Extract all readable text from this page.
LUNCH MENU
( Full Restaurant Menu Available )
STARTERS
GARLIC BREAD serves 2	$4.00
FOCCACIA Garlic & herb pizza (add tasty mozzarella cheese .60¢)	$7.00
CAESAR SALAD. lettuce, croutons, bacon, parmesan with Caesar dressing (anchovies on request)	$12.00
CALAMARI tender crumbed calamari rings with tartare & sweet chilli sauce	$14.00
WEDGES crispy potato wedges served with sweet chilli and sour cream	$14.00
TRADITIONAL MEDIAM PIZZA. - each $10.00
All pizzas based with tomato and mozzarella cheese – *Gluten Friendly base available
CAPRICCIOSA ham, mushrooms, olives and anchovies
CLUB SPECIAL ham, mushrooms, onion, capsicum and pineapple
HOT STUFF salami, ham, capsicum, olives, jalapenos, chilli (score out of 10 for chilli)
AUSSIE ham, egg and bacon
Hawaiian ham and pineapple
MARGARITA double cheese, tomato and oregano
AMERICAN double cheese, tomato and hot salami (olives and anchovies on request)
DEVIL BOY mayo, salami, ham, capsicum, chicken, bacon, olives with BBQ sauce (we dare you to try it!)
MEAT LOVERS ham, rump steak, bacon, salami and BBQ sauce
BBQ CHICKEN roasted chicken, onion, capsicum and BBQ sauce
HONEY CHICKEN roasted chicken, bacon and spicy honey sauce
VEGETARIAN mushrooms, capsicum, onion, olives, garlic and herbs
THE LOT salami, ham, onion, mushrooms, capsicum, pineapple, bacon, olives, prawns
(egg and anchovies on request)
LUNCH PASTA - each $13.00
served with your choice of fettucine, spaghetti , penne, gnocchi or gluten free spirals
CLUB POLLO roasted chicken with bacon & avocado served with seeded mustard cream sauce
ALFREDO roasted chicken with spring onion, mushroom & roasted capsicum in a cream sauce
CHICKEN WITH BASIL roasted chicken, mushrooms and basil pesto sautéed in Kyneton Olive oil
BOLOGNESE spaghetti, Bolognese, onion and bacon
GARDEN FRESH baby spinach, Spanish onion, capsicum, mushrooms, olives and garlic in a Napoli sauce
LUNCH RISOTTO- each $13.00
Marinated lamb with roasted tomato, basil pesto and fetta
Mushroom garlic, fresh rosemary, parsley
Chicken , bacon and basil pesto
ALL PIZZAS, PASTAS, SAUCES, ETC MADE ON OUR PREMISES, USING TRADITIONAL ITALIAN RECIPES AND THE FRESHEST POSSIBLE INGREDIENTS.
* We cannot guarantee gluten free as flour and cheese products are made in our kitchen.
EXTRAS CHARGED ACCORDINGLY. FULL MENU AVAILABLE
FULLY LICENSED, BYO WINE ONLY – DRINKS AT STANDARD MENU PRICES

****************

# Problem details
For the listing above, give the number of lines in which the string "salami" occurs, and nothing else.

# Response to this task
5